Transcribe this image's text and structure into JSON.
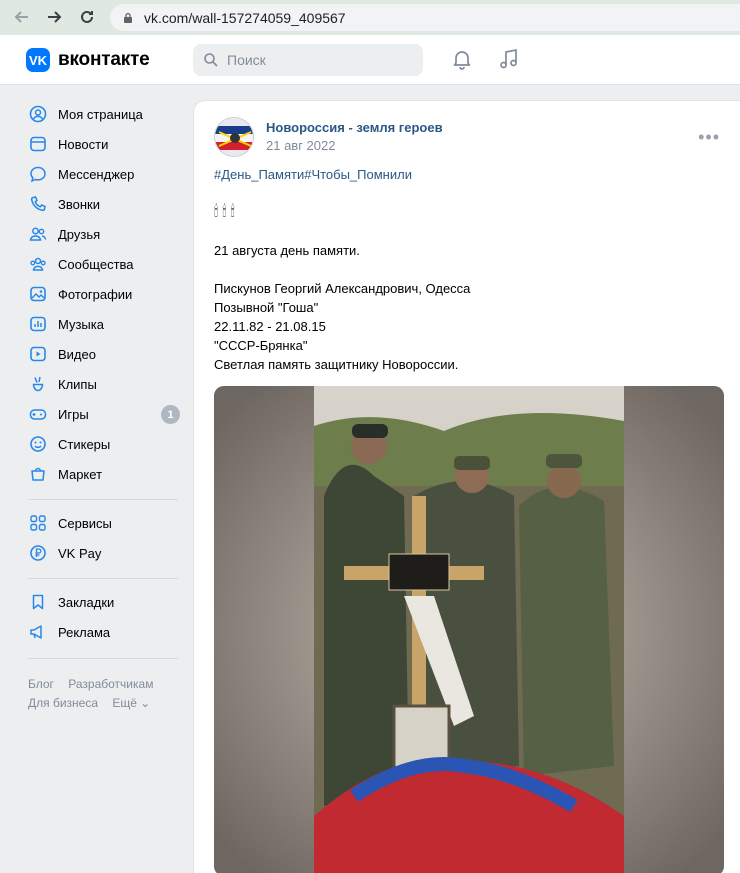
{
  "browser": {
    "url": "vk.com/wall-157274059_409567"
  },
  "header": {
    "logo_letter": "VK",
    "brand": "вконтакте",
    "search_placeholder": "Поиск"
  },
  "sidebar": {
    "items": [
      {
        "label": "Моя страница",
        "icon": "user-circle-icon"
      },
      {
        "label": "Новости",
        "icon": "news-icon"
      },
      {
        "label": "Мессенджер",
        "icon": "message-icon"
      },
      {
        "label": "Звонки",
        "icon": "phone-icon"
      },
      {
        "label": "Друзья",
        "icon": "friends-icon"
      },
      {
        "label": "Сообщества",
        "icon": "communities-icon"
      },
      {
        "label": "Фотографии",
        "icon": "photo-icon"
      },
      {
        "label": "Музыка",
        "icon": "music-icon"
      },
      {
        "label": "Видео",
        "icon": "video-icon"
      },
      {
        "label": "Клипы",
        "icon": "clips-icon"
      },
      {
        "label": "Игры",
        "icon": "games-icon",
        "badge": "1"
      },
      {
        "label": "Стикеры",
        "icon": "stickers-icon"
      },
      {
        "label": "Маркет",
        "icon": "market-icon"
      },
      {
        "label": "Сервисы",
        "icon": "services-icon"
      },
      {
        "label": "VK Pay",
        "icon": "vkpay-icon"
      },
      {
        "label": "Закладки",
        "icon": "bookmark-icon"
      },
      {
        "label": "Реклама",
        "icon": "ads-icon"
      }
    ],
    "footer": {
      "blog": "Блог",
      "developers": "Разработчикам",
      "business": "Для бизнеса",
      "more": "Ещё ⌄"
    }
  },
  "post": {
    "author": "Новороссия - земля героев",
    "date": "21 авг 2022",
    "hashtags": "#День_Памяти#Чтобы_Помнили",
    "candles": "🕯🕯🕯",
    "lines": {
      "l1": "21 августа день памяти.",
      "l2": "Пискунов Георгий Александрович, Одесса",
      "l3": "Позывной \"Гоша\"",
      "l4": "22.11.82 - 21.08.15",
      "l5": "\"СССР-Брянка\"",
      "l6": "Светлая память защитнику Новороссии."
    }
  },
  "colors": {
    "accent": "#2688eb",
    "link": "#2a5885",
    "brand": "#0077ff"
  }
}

⁂

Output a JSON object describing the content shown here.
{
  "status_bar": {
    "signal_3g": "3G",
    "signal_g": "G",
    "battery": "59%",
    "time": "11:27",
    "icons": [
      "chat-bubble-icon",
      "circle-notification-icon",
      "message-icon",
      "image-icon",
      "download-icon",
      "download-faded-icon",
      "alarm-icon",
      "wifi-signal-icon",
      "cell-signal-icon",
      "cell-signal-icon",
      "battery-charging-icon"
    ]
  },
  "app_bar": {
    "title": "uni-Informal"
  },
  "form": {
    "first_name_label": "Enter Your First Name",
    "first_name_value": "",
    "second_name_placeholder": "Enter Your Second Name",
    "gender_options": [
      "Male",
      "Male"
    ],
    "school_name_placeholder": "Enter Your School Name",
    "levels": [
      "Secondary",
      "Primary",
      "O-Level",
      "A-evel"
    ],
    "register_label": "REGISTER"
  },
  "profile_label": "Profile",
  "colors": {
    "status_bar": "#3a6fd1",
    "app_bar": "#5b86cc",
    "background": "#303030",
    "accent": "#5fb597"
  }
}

⁂

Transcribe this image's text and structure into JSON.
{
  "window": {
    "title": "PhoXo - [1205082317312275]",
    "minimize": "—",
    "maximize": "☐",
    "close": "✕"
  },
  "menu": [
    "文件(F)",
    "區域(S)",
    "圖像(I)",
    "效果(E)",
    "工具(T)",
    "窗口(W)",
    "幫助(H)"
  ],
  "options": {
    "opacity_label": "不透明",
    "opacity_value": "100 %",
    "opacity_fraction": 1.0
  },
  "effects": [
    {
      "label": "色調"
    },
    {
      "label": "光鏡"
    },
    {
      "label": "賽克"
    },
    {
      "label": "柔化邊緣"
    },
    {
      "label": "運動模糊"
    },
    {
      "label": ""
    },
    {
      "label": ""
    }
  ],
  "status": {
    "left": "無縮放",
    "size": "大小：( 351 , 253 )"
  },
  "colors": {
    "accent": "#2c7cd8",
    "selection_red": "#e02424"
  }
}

⁂

GIVEN EXERCISE
Return nothing except the number of lines that include the string "Your".

ANSWER TO THE EXERCISE
3